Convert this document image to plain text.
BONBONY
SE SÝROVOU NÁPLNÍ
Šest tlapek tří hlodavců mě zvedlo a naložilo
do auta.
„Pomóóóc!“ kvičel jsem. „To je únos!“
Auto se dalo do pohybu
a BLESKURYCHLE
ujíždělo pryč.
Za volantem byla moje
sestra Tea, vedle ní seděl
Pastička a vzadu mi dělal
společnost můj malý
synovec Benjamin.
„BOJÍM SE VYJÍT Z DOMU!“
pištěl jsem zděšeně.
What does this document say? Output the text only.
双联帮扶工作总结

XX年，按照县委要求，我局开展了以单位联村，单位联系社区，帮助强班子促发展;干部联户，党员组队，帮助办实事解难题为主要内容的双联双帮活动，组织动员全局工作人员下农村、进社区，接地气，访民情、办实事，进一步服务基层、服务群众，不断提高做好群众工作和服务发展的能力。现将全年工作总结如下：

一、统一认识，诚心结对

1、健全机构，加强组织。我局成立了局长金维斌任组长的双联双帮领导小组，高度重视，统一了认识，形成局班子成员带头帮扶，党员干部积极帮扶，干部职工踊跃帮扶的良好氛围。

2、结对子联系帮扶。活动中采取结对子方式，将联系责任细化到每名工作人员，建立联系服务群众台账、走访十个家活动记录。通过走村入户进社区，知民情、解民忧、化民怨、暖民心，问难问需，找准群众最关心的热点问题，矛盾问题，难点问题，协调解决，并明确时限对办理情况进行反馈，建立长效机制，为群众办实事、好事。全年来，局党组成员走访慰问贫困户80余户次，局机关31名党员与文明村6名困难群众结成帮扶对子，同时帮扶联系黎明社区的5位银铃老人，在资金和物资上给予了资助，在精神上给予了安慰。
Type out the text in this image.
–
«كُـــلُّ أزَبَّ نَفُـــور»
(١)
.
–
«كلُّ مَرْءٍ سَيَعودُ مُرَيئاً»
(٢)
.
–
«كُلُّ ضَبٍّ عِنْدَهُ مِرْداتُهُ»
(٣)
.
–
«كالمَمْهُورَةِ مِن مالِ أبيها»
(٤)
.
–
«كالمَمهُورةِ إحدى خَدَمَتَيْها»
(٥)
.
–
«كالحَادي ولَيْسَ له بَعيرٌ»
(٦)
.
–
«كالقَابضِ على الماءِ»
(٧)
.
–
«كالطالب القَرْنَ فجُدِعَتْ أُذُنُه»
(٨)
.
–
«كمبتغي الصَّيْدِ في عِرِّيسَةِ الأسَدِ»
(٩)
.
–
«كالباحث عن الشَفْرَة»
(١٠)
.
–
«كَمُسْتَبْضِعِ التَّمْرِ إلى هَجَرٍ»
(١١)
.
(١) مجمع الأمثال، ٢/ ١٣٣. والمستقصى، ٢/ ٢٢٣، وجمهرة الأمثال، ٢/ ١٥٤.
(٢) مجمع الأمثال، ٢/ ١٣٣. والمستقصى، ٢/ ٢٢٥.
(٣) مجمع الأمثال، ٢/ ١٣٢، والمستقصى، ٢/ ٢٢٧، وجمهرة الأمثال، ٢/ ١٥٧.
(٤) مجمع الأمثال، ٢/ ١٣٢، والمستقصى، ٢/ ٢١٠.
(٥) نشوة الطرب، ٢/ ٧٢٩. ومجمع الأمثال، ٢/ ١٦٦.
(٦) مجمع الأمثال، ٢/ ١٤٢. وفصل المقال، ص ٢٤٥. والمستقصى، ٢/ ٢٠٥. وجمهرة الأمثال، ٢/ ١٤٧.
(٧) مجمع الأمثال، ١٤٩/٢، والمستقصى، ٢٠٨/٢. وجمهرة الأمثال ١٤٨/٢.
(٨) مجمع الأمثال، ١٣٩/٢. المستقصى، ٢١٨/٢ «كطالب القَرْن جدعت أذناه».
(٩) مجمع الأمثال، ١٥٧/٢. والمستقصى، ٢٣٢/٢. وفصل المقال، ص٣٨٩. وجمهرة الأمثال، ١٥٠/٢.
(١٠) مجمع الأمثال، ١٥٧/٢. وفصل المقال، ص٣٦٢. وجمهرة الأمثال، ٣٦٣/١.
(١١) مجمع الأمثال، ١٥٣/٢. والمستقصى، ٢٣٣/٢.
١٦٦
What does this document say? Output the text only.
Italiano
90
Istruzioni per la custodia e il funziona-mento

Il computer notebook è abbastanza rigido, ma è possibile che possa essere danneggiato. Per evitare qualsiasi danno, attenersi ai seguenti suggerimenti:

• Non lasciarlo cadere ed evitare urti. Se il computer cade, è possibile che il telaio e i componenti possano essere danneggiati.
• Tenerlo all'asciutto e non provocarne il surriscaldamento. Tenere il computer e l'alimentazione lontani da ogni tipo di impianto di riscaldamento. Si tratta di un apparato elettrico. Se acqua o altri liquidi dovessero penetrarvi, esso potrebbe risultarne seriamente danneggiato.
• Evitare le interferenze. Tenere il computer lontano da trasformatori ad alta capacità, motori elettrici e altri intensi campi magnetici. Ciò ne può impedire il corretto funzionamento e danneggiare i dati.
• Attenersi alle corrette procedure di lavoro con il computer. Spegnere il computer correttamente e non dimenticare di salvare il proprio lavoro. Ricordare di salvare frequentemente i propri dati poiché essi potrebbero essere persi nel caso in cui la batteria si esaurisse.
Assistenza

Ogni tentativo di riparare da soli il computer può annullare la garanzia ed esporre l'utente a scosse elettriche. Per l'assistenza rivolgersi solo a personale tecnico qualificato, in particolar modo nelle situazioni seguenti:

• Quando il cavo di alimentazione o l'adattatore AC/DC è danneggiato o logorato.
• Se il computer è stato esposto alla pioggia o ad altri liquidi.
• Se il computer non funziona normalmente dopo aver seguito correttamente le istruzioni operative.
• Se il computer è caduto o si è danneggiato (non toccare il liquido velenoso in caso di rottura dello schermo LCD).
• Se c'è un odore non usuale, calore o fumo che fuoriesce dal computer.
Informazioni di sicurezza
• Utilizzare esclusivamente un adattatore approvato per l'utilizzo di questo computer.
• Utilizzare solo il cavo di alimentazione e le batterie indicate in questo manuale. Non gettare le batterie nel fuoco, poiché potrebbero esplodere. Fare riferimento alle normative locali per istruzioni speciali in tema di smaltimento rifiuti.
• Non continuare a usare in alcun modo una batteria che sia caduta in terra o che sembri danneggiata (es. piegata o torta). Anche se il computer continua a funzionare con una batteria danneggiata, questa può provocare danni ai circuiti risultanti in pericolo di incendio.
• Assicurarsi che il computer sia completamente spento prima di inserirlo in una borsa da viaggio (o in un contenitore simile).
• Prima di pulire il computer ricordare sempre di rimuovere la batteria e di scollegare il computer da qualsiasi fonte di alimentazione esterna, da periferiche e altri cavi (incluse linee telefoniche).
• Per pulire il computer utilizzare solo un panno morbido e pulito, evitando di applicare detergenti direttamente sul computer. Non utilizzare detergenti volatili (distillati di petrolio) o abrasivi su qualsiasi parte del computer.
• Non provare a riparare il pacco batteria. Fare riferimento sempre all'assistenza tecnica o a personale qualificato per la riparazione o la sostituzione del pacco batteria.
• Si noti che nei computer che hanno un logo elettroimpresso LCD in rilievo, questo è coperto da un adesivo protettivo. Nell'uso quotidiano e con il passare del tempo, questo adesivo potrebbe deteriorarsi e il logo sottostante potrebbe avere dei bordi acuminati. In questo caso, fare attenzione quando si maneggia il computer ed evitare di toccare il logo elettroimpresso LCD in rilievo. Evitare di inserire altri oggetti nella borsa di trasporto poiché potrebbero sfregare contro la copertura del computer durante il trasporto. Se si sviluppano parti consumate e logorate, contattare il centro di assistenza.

··········

Quote all the records. Keep every word exact.

Convert this document image to plain text.
BONBONY
SE SÝROVOU NÁPLNÍ
Šest tlapek tří hlodavců mě zvedlo a naložilo
do auta.
„Pomóóóc!“ kvičel jsem. „To je únos!“
Auto se dalo do pohybu
a BLESKURYCHLE
ujíždělo pryč.
Za volantem byla moje
sestra Tea, vedle ní seděl
Pastička a vzadu mi dělal
společnost můj malý
synovec Benjamin.
„BOJÍM SE VYJÍT Z DOMU!“
pištěl jsem zděšeně.
What does this document say? Output the text only.
双联帮扶工作总结

XX年，按照县委要求，我局开展了以单位联村，单位联系社区，帮助强班子促发展;干部联户，党员组队，帮助办实事解难题为主要内容的双联双帮活动，组织动员全局工作人员下农村、进社区，接地气，访民情、办实事，进一步服务基层、服务群众，不断提高做好群众工作和服务发展的能力。现将全年工作总结如下：

一、统一认识，诚心结对

1、健全机构，加强组织。我局成立了局长金维斌任组长的双联双帮领导小组，高度重视，统一了认识，形成局班子成员带头帮扶，党员干部积极帮扶，干部职工踊跃帮扶的良好氛围。

2、结对子联系帮扶。活动中采取结对子方式，将联系责任细化到每名工作人员，建立联系服务群众台账、走访十个家活动记录。通过走村入户进社区，知民情、解民忧、化民怨、暖民心，问难问需，找准群众最关心的热点问题，矛盾问题，难点问题，协调解决，并明确时限对办理情况进行反馈，建立长效机制，为群众办实事、好事。全年来，局党组成员走访慰问贫困户80余户次，局机关31名党员与文明村6名困难群众结成帮扶对子，同时帮扶联系黎明社区的5位银铃老人，在资金和物资上给予了资助，在精神上给予了安慰。
Type out the text in this image.
–
«كُـــلُّ أزَبَّ نَفُـــور»
(١)
.
–
«كلُّ مَرْءٍ سَيَعودُ مُرَيئاً»
(٢)
.
–
«كُلُّ ضَبٍّ عِنْدَهُ مِرْداتُهُ»
(٣)
.
–
«كالمَمْهُورَةِ مِن مالِ أبيها»
(٤)
.
–
«كالمَمهُورةِ إحدى خَدَمَتَيْها»
(٥)
.
–
«كالحَادي ولَيْسَ له بَعيرٌ»
(٦)
.
–
«كالقَابضِ على الماءِ»
(٧)
.
–
«كالطالب القَرْنَ فجُدِعَتْ أُذُنُه»
(٨)
.
–
«كمبتغي الصَّيْدِ في عِرِّيسَةِ الأسَدِ»
(٩)
.
–
«كالباحث عن الشَفْرَة»
(١٠)
.
–
«كَمُسْتَبْضِعِ التَّمْرِ إلى هَجَرٍ»
(١١)
.
(١) مجمع الأمثال، ٢/ ١٣٣. والمستقصى، ٢/ ٢٢٣، وجمهرة الأمثال، ٢/ ١٥٤.
(٢) مجمع الأمثال، ٢/ ١٣٣. والمستقصى، ٢/ ٢٢٥.
(٣) مجمع الأمثال، ٢/ ١٣٢، والمستقصى، ٢/ ٢٢٧، وجمهرة الأمثال، ٢/ ١٥٧.
(٤) مجمع الأمثال، ٢/ ١٣٢، والمستقصى، ٢/ ٢١٠.
(٥) نشوة الطرب، ٢/ ٧٢٩. ومجمع الأمثال، ٢/ ١٦٦.
(٦) مجمع الأمثال، ٢/ ١٤٢. وفصل المقال، ص ٢٤٥. والمستقصى، ٢/ ٢٠٥. وجمهرة الأمثال، ٢/ ١٤٧.
(٧) مجمع الأمثال، ١٤٩/٢، والمستقصى، ٢٠٨/٢. وجمهرة الأمثال ١٤٨/٢.
(٨) مجمع الأمثال، ١٣٩/٢. المستقصى، ٢١٨/٢ «كطالب القَرْن جدعت أذناه».
(٩) مجمع الأمثال، ١٥٧/٢. والمستقصى، ٢٣٢/٢. وفصل المقال، ص٣٨٩. وجمهرة الأمثال، ١٥٠/٢.
(١٠) مجمع الأمثال، ١٥٧/٢. وفصل المقال، ص٣٦٢. وجمهرة الأمثال، ٣٦٣/١.
(١١) مجمع الأمثال، ١٥٣/٢. والمستقصى، ٢٣٣/٢.
١٦٦
What does this document say? Output the text only.
Italiano
90
Istruzioni per la custodia e il funziona-mento

Il computer notebook è abbastanza rigido, ma è possibile che possa essere danneggiato. Per evitare qualsiasi danno, attenersi ai seguenti suggerimenti:

• Non lasciarlo cadere ed evitare urti. Se il computer cade, è possibile che il telaio e i componenti possano essere danneggiati.
• Tenerlo all'asciutto e non provocarne il surriscaldamento. Tenere il computer e l'alimentazione lontani da ogni tipo di impianto di riscaldamento. Si tratta di un apparato elettrico. Se acqua o altri liquidi dovessero penetrarvi, esso potrebbe risultarne seriamente danneggiato.
• Evitare le interferenze. Tenere il computer lontano da trasformatori ad alta capacità, motori elettrici e altri intensi campi magnetici. Ciò ne può impedire il corretto funzionamento e danneggiare i dati.
• Attenersi alle corrette procedure di lavoro con il computer. Spegnere il computer correttamente e non dimenticare di salvare il proprio lavoro. Ricordare di salvare frequentemente i propri dati poiché essi potrebbero essere persi nel caso in cui la batteria si esaurisse.
Assistenza

Ogni tentativo di riparare da soli il computer può annullare la garanzia ed esporre l'utente a scosse elettriche. Per l'assistenza rivolgersi solo a personale tecnico qualificato, in particolar modo nelle situazioni seguenti:

• Quando il cavo di alimentazione o l'adattatore AC/DC è danneggiato o logorato.
• Se il computer è stato esposto alla pioggia o ad altri liquidi.
• Se il computer non funziona normalmente dopo aver seguito correttamente le istruzioni operative.
• Se il computer è caduto o si è danneggiato (non toccare il liquido velenoso in caso di rottura dello schermo LCD).
• Se c'è un odore non usuale, calore o fumo che fuoriesce dal computer.
Informazioni di sicurezza
• Utilizzare esclusivamente un adattatore approvato per l'utilizzo di questo computer.
• Utilizzare solo il cavo di alimentazione e le batterie indicate in questo manuale. Non gettare le batterie nel fuoco, poiché potrebbero esplodere. Fare riferimento alle normative locali per istruzioni speciali in tema di smaltimento rifiuti.
• Non continuare a usare in alcun modo una batteria che sia caduta in terra o che sembri danneggiata (es. piegata o torta). Anche se il computer continua a funzionare con una batteria danneggiata, questa può provocare danni ai circuiti risultanti in pericolo di incendio.
• Assicurarsi che il computer sia completamente spento prima di inserirlo in una borsa da viaggio (o in un contenitore simile).
• Prima di pulire il computer ricordare sempre di rimuovere la batteria e di scollegare il computer da qualsiasi fonte di alimentazione esterna, da periferiche e altri cavi (incluse linee telefoniche).
• Per pulire il computer utilizzare solo un panno morbido e pulito, evitando di applicare detergenti direttamente sul computer. Non utilizzare detergenti volatili (distillati di petrolio) o abrasivi su qualsiasi parte del computer.
• Non provare a riparare il pacco batteria. Fare riferimento sempre all'assistenza tecnica o a personale qualificato per la riparazione o la sostituzione del pacco batteria.
• Si noti che nei computer che hanno un logo elettroimpresso LCD in rilievo, questo è coperto da un adesivo protettivo. Nell'uso quotidiano e con il passare del tempo, questo adesivo potrebbe deteriorarsi e il logo sottostante potrebbe avere dei bordi acuminati. In questo caso, fare attenzione quando si maneggia il computer ed evitare di toccare il logo elettroimpresso LCD in rilievo. Evitare di inserire altri oggetti nella borsa di trasporto poiché potrebbero sfregare contro la copertura del computer durante il trasporto. Se si sviluppano parti consumate e logorate, contattare il centro di assistenza.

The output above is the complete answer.